The Problem with Screens

I’ve been having trouble updating Facebook and Twitter and this blog. I’ve even been having trouble answering email. No, it’s not a technical problem. It’s a me problem. I’m just so tired of looking at screens.

When did it start? To be perfectly honest, I think it started when I got an iPhone, several years ago now. I still remember my Blackberry with some fondness. It was the best, most fashionable device at the time. It didn’t do much, but it was easy to talk into and type on. I used it mainly to text. And then I got an iPhone. It was difficult to type on (what a pain, those little virtual keys you have to tap), and unpleasant to talk on (when you hold that rectangle up to your ear, anything on your face gets onto the screen — which in my case is foundation). What did I use it for? Primarily to check on social media and take photographs. I like taking photographs, and I even like posting them on Instagram, but I never get around to printing them. They exist only on my computer — on another screen. Other than that, I use my iPhone to Facetime with my daughter and shop on Etsy.

At some point, the ways to get in touch with me proliferated. There was email of course, and then text, and Facebook messenger, and Twitter direct messaging. I get at least a hundred emails every day — from students, the two programs in which I teach, people getting in touch because of my writing (which is my business, so all those emails are important too). And then of course all the random emails we get nowadays, although I try to unsubscribe and block. The problem is, I’m having a hard time keeping up with it all. My email is a triage center: which emails absolutely have to be answered? First priority: students. Second priority: anything relating to work. Third priority: anything relating to writing. By that point, there’s simply no time left, not if I want to get some sleep . . .

Of course, it could have been affected by the fact that at some point I began writing novels, which means a lot of time working on the computer. A lot of time staring at a screen. I try to deal with that by drafting as much as I can by hand. Anyway, a first draft goes much better for me if I write it by hand — it seems to flow better, and I know which word goes after the last one. That’s more difficult for me when staring at the computer. But of course the second draft is typed, and all subsequent drafts have to be revised onscreen. Still, I print out hard copies when I can. The process of switching from short stories to novels could have something to do with it.

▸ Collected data
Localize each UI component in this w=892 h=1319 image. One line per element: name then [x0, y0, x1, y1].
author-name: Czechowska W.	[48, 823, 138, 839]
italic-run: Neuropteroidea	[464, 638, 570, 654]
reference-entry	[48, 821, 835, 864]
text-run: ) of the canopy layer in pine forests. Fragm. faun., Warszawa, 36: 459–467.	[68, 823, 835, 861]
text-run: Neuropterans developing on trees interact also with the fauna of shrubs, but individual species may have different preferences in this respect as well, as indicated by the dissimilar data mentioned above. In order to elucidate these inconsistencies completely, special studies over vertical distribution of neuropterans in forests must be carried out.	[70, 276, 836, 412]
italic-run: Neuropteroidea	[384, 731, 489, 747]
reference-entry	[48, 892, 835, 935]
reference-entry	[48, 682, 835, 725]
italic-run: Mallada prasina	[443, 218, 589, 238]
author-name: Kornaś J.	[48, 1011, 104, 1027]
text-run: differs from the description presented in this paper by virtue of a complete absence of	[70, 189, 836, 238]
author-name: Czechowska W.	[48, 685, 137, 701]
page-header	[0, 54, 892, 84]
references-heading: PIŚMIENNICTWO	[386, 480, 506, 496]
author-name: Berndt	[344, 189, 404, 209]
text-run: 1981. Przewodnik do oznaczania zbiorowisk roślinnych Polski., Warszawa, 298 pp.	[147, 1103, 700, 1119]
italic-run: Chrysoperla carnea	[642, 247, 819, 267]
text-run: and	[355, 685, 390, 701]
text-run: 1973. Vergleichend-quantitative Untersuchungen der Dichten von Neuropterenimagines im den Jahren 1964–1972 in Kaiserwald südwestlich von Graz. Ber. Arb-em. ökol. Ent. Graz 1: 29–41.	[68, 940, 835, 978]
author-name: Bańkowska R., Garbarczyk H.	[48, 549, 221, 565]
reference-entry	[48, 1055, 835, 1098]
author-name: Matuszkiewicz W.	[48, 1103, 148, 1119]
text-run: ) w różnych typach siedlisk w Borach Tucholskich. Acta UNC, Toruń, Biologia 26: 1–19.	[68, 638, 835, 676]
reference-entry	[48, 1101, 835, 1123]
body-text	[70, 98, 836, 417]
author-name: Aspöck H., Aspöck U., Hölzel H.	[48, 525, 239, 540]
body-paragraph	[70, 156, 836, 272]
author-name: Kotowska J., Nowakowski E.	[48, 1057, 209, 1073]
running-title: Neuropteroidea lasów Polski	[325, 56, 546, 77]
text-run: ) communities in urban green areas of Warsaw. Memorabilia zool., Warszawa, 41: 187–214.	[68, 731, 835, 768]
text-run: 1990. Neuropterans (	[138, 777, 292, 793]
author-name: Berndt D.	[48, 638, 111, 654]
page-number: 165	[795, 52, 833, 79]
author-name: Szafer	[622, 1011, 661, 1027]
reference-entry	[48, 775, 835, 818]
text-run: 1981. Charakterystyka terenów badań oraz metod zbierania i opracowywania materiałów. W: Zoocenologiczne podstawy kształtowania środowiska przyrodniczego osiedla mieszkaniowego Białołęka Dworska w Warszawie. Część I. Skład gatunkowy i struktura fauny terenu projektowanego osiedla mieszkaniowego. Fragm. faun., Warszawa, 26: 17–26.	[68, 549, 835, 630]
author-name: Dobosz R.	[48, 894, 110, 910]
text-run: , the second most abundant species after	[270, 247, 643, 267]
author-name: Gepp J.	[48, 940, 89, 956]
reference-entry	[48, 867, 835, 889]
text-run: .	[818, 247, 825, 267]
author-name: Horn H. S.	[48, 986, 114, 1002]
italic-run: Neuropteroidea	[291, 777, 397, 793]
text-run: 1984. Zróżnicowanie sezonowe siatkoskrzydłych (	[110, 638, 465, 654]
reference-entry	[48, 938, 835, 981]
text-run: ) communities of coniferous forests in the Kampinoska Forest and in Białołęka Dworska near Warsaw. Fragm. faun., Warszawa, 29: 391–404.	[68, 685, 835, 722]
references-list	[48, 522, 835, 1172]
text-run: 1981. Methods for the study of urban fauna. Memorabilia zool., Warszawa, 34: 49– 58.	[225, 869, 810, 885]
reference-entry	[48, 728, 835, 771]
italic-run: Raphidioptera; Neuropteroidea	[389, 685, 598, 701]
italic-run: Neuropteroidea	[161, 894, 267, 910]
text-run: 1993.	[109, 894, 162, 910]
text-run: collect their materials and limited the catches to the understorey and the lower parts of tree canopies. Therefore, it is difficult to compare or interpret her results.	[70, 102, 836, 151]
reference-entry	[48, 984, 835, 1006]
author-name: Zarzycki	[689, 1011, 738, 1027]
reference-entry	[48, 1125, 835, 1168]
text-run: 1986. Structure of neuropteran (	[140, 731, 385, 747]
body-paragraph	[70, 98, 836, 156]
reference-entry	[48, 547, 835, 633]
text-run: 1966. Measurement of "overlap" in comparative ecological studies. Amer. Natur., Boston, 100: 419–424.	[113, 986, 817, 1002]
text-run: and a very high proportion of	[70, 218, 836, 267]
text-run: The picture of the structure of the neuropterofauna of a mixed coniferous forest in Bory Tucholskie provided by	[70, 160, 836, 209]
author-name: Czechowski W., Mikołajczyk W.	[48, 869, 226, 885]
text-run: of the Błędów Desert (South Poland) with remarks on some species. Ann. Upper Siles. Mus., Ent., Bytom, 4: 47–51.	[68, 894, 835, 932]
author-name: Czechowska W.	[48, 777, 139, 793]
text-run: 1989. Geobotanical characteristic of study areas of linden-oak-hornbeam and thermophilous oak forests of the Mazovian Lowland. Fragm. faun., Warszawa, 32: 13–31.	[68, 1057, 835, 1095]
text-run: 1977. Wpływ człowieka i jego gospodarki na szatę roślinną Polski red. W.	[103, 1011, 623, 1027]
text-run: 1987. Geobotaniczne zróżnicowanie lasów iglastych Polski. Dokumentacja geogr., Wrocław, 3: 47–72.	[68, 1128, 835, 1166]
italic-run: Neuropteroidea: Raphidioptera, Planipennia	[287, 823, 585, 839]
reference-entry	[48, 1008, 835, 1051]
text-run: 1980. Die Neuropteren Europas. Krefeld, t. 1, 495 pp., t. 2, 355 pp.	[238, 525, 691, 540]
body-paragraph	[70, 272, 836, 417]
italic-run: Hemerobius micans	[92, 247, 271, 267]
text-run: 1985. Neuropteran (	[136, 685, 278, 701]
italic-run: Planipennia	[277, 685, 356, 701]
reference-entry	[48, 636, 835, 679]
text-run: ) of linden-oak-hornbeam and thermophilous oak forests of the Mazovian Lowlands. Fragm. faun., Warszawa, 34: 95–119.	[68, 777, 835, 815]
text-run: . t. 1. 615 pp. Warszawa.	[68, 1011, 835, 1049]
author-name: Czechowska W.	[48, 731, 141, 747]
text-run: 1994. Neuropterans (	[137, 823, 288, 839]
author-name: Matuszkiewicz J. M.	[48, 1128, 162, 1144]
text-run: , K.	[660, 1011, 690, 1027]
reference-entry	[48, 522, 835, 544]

▸ Work to complete
Please carry on the post about being tired of screens, picking up right after its last sentence.

▸ Exercise result
But then, also, something happened last fall. Our politics changed, and with it the online world changed. Twitter, which used to be a fun, lighthearted, if rather silly place to be, became something else entirely. I’m not sure what, except that much of the time I spend there now feels wasted. And the Facebook algorithm changed again, I think. It’s still better than Twitter, but that’s not saying much. All in all, I’m not getting very much out of spending time on social media. There are still people I follow and want to keep up with — they are like little shining stars online, posting things that make me more hopeful, encourage me to keep working, show me the beauty of the world. But most of what I find online is either uninteresting or an advertisement. And the thing I’ve noticed is, nothing I see online seems to affect anything in the outside world, the real physical world. That goes on as though the online world didn’t exist. None of the Twitter outrage seems to affect anything. The real work, including the real political work, still seems to be done by boots on the ground.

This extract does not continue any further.